> _Your goal_: Extract each record and reproduce it exactly.

-.-.-

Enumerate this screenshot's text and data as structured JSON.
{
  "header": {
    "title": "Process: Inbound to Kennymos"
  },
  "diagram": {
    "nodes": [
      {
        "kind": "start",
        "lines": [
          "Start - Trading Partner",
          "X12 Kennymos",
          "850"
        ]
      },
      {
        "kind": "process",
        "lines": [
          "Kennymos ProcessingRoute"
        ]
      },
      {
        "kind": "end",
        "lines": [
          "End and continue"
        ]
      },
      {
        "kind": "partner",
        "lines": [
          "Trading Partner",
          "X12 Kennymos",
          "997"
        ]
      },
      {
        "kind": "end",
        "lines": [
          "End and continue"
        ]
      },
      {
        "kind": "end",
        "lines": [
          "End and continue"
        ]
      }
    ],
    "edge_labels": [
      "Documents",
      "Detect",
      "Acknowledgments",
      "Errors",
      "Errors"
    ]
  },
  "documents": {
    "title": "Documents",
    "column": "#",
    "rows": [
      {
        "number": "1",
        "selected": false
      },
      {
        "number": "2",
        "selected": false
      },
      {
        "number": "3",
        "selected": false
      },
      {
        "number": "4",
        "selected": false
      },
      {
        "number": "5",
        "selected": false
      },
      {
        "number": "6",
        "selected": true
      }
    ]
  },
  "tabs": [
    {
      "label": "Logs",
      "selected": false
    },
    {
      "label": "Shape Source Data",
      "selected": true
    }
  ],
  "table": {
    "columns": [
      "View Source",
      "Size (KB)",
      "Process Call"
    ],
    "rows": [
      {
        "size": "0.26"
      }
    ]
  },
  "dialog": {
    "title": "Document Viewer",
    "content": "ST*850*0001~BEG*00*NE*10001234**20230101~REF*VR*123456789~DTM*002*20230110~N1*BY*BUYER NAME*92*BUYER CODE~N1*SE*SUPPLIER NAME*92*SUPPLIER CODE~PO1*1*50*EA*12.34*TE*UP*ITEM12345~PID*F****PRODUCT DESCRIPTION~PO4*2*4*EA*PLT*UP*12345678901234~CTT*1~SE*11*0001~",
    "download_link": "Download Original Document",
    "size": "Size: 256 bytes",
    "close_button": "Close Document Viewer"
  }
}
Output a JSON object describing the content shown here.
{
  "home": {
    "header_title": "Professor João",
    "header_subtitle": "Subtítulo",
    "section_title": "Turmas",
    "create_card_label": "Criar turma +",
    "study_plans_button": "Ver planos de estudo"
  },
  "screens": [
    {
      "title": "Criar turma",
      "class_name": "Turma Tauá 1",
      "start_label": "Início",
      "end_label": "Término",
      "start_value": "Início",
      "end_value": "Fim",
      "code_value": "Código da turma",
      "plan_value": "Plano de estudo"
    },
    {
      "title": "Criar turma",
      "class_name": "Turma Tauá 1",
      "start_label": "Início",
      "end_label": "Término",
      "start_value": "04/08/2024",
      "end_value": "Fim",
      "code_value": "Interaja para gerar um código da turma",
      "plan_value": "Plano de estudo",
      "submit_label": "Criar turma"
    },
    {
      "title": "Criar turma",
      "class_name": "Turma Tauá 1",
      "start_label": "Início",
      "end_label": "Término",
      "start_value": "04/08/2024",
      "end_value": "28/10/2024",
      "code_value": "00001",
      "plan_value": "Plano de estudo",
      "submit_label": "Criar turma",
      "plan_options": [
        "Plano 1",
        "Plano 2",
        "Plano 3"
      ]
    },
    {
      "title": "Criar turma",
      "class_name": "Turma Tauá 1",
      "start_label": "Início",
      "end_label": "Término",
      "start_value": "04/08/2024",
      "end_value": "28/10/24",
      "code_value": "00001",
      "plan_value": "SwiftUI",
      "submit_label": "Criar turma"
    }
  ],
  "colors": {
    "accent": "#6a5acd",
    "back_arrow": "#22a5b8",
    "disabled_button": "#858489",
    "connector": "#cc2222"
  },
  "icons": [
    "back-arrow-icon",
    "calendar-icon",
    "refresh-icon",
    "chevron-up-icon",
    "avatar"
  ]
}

-.-.-

> _Exercise response_:
Enumerate this screenshot's text and data as structured JSON.
{
  "header": {
    "title": "Process: Inbound to Kennymos"
  },
  "diagram": {
    "nodes": [
      {
        "kind": "start",
        "lines": [
          "Start - Trading Partner",
          "X12 Kennymos",
          "850"
        ]
      },
      {
        "kind": "process",
        "lines": [
          "Kennymos ProcessingRoute"
        ]
      },
      {
        "kind": "end",
        "lines": [
          "End and continue"
        ]
      },
      {
        "kind": "partner",
        "lines": [
          "Trading Partner",
          "X12 Kennymos",
          "997"
        ]
      },
      {
        "kind": "end",
        "lines": [
          "End and continue"
        ]
      },
      {
        "kind": "end",
        "lines": [
          "End and continue"
        ]
      }
    ],
    "edge_labels": [
      "Documents",
      "Detect",
      "Acknowledgments",
      "Errors",
      "Errors"
    ]
  },
  "documents": {
    "title": "Documents",
    "column": "#",
    "rows": [
      {
        "number": "1",
        "selected": false
      },
      {
        "number": "2",
        "selected": false
      },
      {
        "number": "3",
        "selected": false
      },
      {
        "number": "4",
        "selected": false
      },
      {
        "number": "5",
        "selected": false
      },
      {
        "number": "6",
        "selected": true
      }
    ]
  },
  "tabs": [
    {
      "label": "Logs",
      "selected": false
    },
    {
      "label": "Shape Source Data",
      "selected": true
    }
  ],
  "table": {
    "columns": [
      "View Source",
      "Size (KB)",
      "Process Call"
    ],
    "rows": [
      {
        "size": "0.26"
      }
    ]
  },
  "dialog": {
    "title": "Document Viewer",
    "content": "ST*850*0001~BEG*00*NE*10001234**20230101~REF*VR*123456789~DTM*002*20230110~N1*BY*BUYER NAME*92*BUYER CODE~N1*SE*SUPPLIER NAME*92*SUPPLIER CODE~PO1*1*50*EA*12.34*TE*UP*ITEM12345~PID*F****PRODUCT DESCRIPTION~PO4*2*4*EA*PLT*UP*12345678901234~CTT*1~SE*11*0001~",
    "download_link": "Download Original Document",
    "size": "Size: 256 bytes",
    "close_button": "Close Document Viewer"
  }
}
Output a JSON object describing the content shown here.
{
  "home": {
    "header_title": "Professor João",
    "header_subtitle": "Subtítulo",
    "section_title": "Turmas",
    "create_card_label": "Criar turma +",
    "study_plans_button": "Ver planos de estudo"
  },
  "screens": [
    {
      "title": "Criar turma",
      "class_name": "Turma Tauá 1",
      "start_label": "Início",
      "end_label": "Término",
      "start_value": "Início",
      "end_value": "Fim",
      "code_value": "Código da turma",
      "plan_value": "Plano de estudo"
    },
    {
      "title": "Criar turma",
      "class_name": "Turma Tauá 1",
      "start_label": "Início",
      "end_label": "Término",
      "start_value": "04/08/2024",
      "end_value": "Fim",
      "code_value": "Interaja para gerar um código da turma",
      "plan_value": "Plano de estudo",
      "submit_label": "Criar turma"
    },
    {
      "title": "Criar turma",
      "class_name": "Turma Tauá 1",
      "start_label": "Início",
      "end_label": "Término",
      "start_value": "04/08/2024",
      "end_value": "28/10/2024",
      "code_value": "00001",
      "plan_value": "Plano de estudo",
      "submit_label": "Criar turma",
      "plan_options": [
        "Plano 1",
        "Plano 2",
        "Plano 3"
      ]
    },
    {
      "title": "Criar turma",
      "class_name": "Turma Tauá 1",
      "start_label": "Início",
      "end_label": "Término",
      "start_value": "04/08/2024",
      "end_value": "28/10/24",
      "code_value": "00001",
      "plan_value": "SwiftUI",
      "submit_label": "Criar turma"
    }
  ],
  "colors": {
    "accent": "#6a5acd",
    "back_arrow": "#22a5b8",
    "disabled_button": "#858489",
    "connector": "#cc2222"
  },
  "icons": [
    "back-arrow-icon",
    "calendar-icon",
    "refresh-icon",
    "chevron-up-icon",
    "avatar"
  ]
}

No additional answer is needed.